> _Exercise description_:
Copy each of the rows below word for word, leaving every line unchanged.

> _Material for this exercise_:
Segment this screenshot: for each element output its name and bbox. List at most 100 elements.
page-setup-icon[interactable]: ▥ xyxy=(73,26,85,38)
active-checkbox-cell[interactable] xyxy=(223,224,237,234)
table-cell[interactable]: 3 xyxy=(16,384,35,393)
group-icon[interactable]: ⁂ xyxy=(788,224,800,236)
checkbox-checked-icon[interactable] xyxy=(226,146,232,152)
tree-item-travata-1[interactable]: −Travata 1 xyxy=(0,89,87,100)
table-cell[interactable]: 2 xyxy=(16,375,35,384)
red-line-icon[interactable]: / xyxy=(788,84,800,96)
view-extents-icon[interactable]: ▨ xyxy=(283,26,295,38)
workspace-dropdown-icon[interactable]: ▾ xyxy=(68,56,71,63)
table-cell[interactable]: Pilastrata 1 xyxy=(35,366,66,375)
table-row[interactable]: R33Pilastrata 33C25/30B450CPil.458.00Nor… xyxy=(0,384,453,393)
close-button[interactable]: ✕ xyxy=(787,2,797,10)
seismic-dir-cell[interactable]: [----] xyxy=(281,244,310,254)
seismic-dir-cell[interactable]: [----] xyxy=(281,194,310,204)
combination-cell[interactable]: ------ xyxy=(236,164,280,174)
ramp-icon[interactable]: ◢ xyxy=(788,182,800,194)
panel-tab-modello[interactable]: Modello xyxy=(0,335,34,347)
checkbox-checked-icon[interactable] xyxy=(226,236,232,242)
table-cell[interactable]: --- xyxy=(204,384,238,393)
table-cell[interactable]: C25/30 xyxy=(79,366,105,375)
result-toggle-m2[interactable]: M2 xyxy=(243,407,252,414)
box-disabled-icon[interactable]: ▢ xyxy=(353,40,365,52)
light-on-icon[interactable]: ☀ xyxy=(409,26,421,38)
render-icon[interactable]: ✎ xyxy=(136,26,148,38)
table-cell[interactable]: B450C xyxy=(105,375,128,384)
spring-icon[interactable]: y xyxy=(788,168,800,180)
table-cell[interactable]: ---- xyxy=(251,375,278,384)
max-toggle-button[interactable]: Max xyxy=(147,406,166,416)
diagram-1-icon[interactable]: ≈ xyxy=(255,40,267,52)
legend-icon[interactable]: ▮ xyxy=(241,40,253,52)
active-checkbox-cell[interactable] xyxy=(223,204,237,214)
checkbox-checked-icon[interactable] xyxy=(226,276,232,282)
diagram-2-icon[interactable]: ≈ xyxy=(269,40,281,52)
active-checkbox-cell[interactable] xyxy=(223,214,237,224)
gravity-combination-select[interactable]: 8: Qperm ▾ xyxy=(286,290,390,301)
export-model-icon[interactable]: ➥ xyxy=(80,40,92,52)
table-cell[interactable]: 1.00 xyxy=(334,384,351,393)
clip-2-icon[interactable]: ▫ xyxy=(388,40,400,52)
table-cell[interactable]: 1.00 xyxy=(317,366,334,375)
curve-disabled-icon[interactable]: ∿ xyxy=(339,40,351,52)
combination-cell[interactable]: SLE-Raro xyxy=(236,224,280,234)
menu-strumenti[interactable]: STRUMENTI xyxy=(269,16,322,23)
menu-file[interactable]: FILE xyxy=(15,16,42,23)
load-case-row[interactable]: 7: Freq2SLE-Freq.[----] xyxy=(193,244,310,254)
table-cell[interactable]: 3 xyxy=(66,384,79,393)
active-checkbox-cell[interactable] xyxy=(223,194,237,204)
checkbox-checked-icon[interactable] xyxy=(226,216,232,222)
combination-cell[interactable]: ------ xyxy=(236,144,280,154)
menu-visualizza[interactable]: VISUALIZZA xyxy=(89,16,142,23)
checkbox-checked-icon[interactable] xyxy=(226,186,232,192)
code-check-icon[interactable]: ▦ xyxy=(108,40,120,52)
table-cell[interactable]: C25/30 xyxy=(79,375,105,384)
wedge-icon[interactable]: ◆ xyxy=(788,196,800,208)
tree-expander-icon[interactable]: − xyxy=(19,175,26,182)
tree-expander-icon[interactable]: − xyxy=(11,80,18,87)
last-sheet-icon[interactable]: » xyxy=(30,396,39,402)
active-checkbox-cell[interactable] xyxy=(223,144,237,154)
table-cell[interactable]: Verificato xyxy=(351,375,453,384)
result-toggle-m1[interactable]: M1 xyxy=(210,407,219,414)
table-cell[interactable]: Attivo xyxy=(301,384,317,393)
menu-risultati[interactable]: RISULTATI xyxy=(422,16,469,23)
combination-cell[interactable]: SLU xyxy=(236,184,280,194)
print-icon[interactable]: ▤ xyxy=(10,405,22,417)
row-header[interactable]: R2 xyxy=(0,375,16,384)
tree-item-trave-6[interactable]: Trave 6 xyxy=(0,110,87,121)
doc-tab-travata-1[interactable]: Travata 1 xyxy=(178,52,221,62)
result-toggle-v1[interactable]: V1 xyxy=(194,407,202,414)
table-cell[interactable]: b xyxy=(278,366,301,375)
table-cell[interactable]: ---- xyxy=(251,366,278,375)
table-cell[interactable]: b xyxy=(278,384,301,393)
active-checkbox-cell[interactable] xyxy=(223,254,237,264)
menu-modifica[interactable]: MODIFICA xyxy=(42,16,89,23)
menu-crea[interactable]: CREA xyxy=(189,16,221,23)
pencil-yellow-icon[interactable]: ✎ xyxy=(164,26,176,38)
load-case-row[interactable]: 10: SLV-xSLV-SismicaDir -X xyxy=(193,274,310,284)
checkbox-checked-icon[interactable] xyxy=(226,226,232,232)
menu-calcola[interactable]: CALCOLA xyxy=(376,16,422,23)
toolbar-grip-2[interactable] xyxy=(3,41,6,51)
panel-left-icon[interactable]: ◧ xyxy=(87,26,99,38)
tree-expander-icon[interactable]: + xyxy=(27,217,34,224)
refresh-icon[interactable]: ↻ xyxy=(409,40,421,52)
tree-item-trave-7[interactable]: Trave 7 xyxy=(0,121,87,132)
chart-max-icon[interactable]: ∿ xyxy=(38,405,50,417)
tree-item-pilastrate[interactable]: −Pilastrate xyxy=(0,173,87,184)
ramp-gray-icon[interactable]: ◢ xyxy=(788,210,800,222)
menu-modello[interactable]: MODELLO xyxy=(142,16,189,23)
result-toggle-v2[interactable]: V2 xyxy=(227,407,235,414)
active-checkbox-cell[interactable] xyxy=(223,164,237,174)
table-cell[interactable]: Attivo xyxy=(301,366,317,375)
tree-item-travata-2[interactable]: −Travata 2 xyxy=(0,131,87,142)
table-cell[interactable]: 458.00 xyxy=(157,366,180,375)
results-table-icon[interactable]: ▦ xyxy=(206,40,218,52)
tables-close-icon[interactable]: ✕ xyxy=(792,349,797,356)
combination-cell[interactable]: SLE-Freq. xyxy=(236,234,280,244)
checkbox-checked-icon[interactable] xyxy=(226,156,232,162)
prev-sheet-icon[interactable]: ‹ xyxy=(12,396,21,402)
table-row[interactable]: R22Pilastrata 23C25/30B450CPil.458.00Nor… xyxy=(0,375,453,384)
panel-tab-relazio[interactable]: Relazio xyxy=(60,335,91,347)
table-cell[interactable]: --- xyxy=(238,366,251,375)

> _Answer for the task_:
Segment this screenshot: for each element output its name and bbox. List at most 100 elements.
page-setup-icon[interactable]: ▥ xyxy=(73,26,85,38)
active-checkbox-cell[interactable] xyxy=(223,224,237,234)
table-cell[interactable]: 3 xyxy=(16,384,35,393)
group-icon[interactable]: ⁂ xyxy=(788,224,800,236)
checkbox-checked-icon[interactable] xyxy=(226,146,232,152)
tree-item-travata-1[interactable]: −Travata 1 xyxy=(0,89,87,100)
table-cell[interactable]: 2 xyxy=(16,375,35,384)
red-line-icon[interactable]: / xyxy=(788,84,800,96)
view-extents-icon[interactable]: ▨ xyxy=(283,26,295,38)
workspace-dropdown-icon[interactable]: ▾ xyxy=(68,56,71,63)
table-cell[interactable]: Pilastrata 1 xyxy=(35,366,66,375)
table-row[interactable]: R33Pilastrata 33C25/30B450CPil.458.00Nor… xyxy=(0,384,453,393)
close-button[interactable]: ✕ xyxy=(787,2,797,10)
seismic-dir-cell[interactable]: [----] xyxy=(281,244,310,254)
seismic-dir-cell[interactable]: [----] xyxy=(281,194,310,204)
combination-cell[interactable]: ------ xyxy=(236,164,280,174)
ramp-icon[interactable]: ◢ xyxy=(788,182,800,194)
panel-tab-modello[interactable]: Modello xyxy=(0,335,34,347)
checkbox-checked-icon[interactable] xyxy=(226,236,232,242)
table-cell[interactable]: --- xyxy=(204,384,238,393)
table-cell[interactable]: C25/30 xyxy=(79,366,105,375)
result-toggle-m2[interactable]: M2 xyxy=(243,407,252,414)
box-disabled-icon[interactable]: ▢ xyxy=(353,40,365,52)
light-on-icon[interactable]: ☀ xyxy=(409,26,421,38)
render-icon[interactable]: ✎ xyxy=(136,26,148,38)
table-cell[interactable]: B450C xyxy=(105,375,128,384)
spring-icon[interactable]: y xyxy=(788,168,800,180)
table-cell[interactable]: ---- xyxy=(251,375,278,384)
max-toggle-button[interactable]: Max xyxy=(147,406,166,416)
diagram-1-icon[interactable]: ≈ xyxy=(255,40,267,52)
legend-icon[interactable]: ▮ xyxy=(241,40,253,52)
active-checkbox-cell[interactable] xyxy=(223,204,237,214)
checkbox-checked-icon[interactable] xyxy=(226,276,232,282)
diagram-2-icon[interactable]: ≈ xyxy=(269,40,281,52)
active-checkbox-cell[interactable] xyxy=(223,214,237,224)
gravity-combination-select[interactable]: 8: Qperm ▾ xyxy=(286,290,390,301)
export-model-icon[interactable]: ➥ xyxy=(80,40,92,52)
table-cell[interactable]: 1.00 xyxy=(334,384,351,393)
clip-2-icon[interactable]: ▫ xyxy=(388,40,400,52)
table-cell[interactable]: 1.00 xyxy=(317,366,334,375)
curve-disabled-icon[interactable]: ∿ xyxy=(339,40,351,52)
combination-cell[interactable]: SLE-Raro xyxy=(236,224,280,234)
menu-strumenti[interactable]: STRUMENTI xyxy=(269,16,322,23)
menu-file[interactable]: FILE xyxy=(15,16,42,23)
load-case-row[interactable]: 7: Freq2SLE-Freq.[----] xyxy=(193,244,310,254)
table-cell[interactable]: 3 xyxy=(66,384,79,393)
active-checkbox-cell[interactable] xyxy=(223,194,237,204)
checkbox-checked-icon[interactable] xyxy=(226,216,232,222)
combination-cell[interactable]: ------ xyxy=(236,144,280,154)
menu-visualizza[interactable]: VISUALIZZA xyxy=(89,16,142,23)
checkbox-checked-icon[interactable] xyxy=(226,186,232,192)
code-check-icon[interactable]: ▦ xyxy=(108,40,120,52)
table-cell[interactable]: C25/30 xyxy=(79,375,105,384)
wedge-icon[interactable]: ◆ xyxy=(788,196,800,208)
tree-expander-icon[interactable]: − xyxy=(19,175,26,182)
tree-expander-icon[interactable]: − xyxy=(11,80,18,87)
last-sheet-icon[interactable]: » xyxy=(30,396,39,402)
active-checkbox-cell[interactable] xyxy=(223,144,237,154)
table-cell[interactable]: Verificato xyxy=(351,375,453,384)
result-toggle-m1[interactable]: M1 xyxy=(210,407,219,414)
table-cell[interactable]: Attivo xyxy=(301,384,317,393)
menu-risultati[interactable]: RISULTATI xyxy=(422,16,469,23)
combination-cell[interactable]: SLU xyxy=(236,184,280,194)
print-icon[interactable]: ▤ xyxy=(10,405,22,417)
row-header[interactable]: R2 xyxy=(0,375,16,384)
tree-item-trave-6[interactable]: Trave 6 xyxy=(0,110,87,121)
doc-tab-travata-1[interactable]: Travata 1 xyxy=(178,52,221,62)
result-toggle-v1[interactable]: V1 xyxy=(194,407,202,414)
table-cell[interactable]: b xyxy=(278,366,301,375)
table-cell[interactable]: ---- xyxy=(251,366,278,375)
table-cell[interactable]: b xyxy=(278,384,301,393)
active-checkbox-cell[interactable] xyxy=(223,254,237,264)
menu-modifica[interactable]: MODIFICA xyxy=(42,16,89,23)
menu-crea[interactable]: CREA xyxy=(189,16,221,23)
pencil-yellow-icon[interactable]: ✎ xyxy=(164,26,176,38)
load-case-row[interactable]: 10: SLV-xSLV-SismicaDir -X xyxy=(193,274,310,284)
checkbox-checked-icon[interactable] xyxy=(226,226,232,232)
menu-calcola[interactable]: CALCOLA xyxy=(376,16,422,23)
toolbar-grip-2[interactable] xyxy=(3,41,6,51)
panel-left-icon[interactable]: ◧ xyxy=(87,26,99,38)
tree-expander-icon[interactable]: + xyxy=(27,217,34,224)
refresh-icon[interactable]: ↻ xyxy=(409,40,421,52)
tree-item-trave-7[interactable]: Trave 7 xyxy=(0,121,87,132)
chart-max-icon[interactable]: ∿ xyxy=(38,405,50,417)
tree-item-pilastrate[interactable]: −Pilastrate xyxy=(0,173,87,184)
ramp-gray-icon[interactable]: ◢ xyxy=(788,210,800,222)
menu-modello[interactable]: MODELLO xyxy=(142,16,189,23)
result-toggle-v2[interactable]: V2 xyxy=(227,407,235,414)
active-checkbox-cell[interactable] xyxy=(223,164,237,174)
table-cell[interactable]: Attivo xyxy=(301,366,317,375)
tree-item-travata-2[interactable]: −Travata 2 xyxy=(0,131,87,142)
table-cell[interactable]: 458.00 xyxy=(157,366,180,375)
results-table-icon[interactable]: ▦ xyxy=(206,40,218,52)
tables-close-icon[interactable]: ✕ xyxy=(792,349,797,356)
combination-cell[interactable]: SLE-Freq. xyxy=(236,234,280,244)
checkbox-checked-icon[interactable] xyxy=(226,156,232,162)
prev-sheet-icon[interactable]: ‹ xyxy=(12,396,21,402)
table-row[interactable]: R22Pilastrata 23C25/30B450CPil.458.00Nor… xyxy=(0,375,453,384)
panel-tab-relazio[interactable]: Relazio xyxy=(60,335,91,347)
table-cell[interactable]: --- xyxy=(238,366,251,375)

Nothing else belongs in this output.